- **DO THIS**: Without the images, write out all of the following entries exactly.
___
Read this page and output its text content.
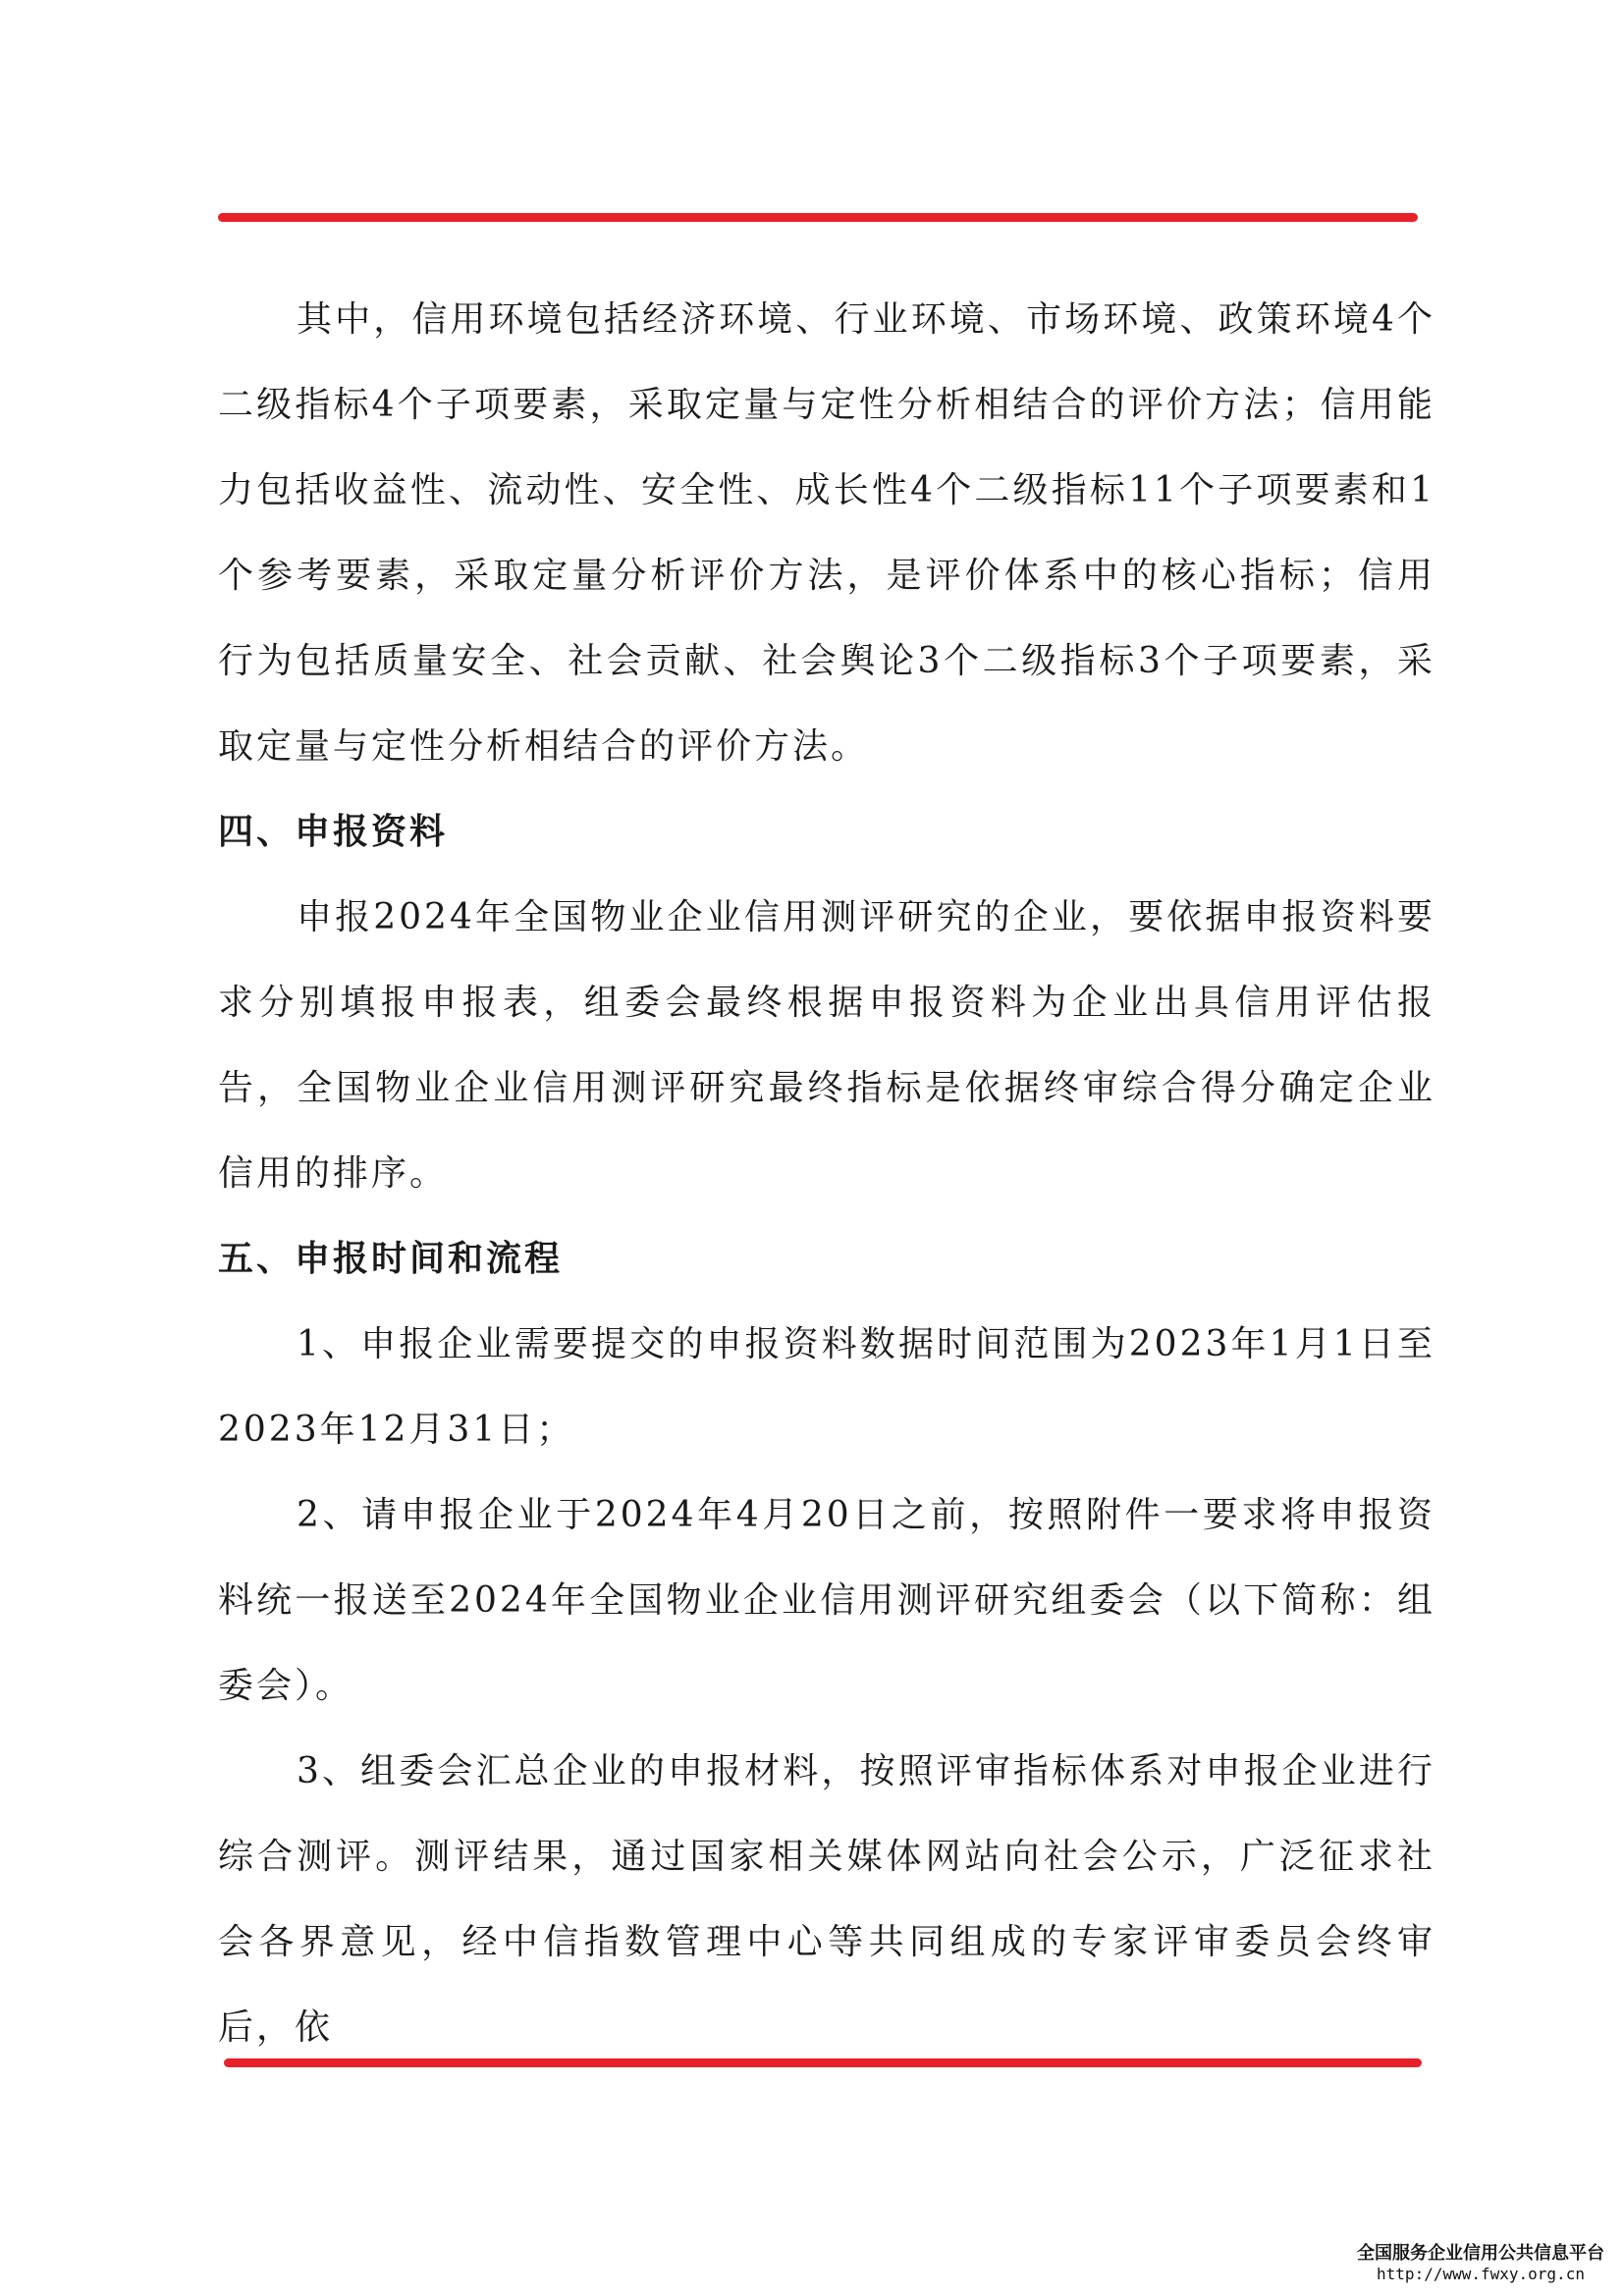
其中，信用环境包括经济环境、行业环境、市场环境、政策环境4个二级指标4个子项要素，采取定量与定性分析相结合的评价方法；信用能力包括收益性、流动性、安全性、成长性4个二级指标11个子项要素和1个参考要素，采取定量分析评价方法，是评价体系中的核心指标；信用行为包括质量安全、社会贡献、社会舆论3个二级指标3个子项要素，采取定量与定性分析相结合的评价方法。

四、申报资料

申报2024年全国物业企业信用测评研究的企业，要依据申报资料要求分别填报申报表，组委会最终根据申报资料为企业出具信用评估报告，全国物业企业信用测评研究最终指标是依据终审综合得分确定企业信用的排序。

五、申报时间和流程

1、申报企业需要提交的申报资料数据时间范围为2023年1月1日至2023年12月31日；

2、请申报企业于2024年4月20日之前，按照附件一要求将申报资料统一报送至2024年全国物业企业信用测评研究组委会（以下简称：组委会）。

3、组委会汇总企业的申报材料，按照评审指标体系对申报企业进行综合测评。测评结果，通过国家相关媒体网站向社会公示，广泛征求社会各界意见，经中信指数管理中心等共同组成的专家评审委员会终审后，依

全国服务企业信用公共信息平台
http://www.fwxy.org.cn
___
- **COMPLETE ANSWER**:
Read this page and output its text content.
其中，信用环境包括经济环境、行业环境、市场环境、政策环境4个二级指标4个子项要素，采取定量与定性分析相结合的评价方法；信用能力包括收益性、流动性、安全性、成长性4个二级指标11个子项要素和1个参考要素，采取定量分析评价方法，是评价体系中的核心指标；信用行为包括质量安全、社会贡献、社会舆论3个二级指标3个子项要素，采取定量与定性分析相结合的评价方法。

四、申报资料

申报2024年全国物业企业信用测评研究的企业，要依据申报资料要求分别填报申报表，组委会最终根据申报资料为企业出具信用评估报告，全国物业企业信用测评研究最终指标是依据终审综合得分确定企业信用的排序。

五、申报时间和流程

1、申报企业需要提交的申报资料数据时间范围为2023年1月1日至2023年12月31日；

2、请申报企业于2024年4月20日之前，按照附件一要求将申报资料统一报送至2024年全国物业企业信用测评研究组委会（以下简称：组委会）。

3、组委会汇总企业的申报材料，按照评审指标体系对申报企业进行综合测评。测评结果，通过国家相关媒体网站向社会公示，广泛征求社会各界意见，经中信指数管理中心等共同组成的专家评审委员会终审后，依

全国服务企业信用公共信息平台
http://www.fwxy.org.cn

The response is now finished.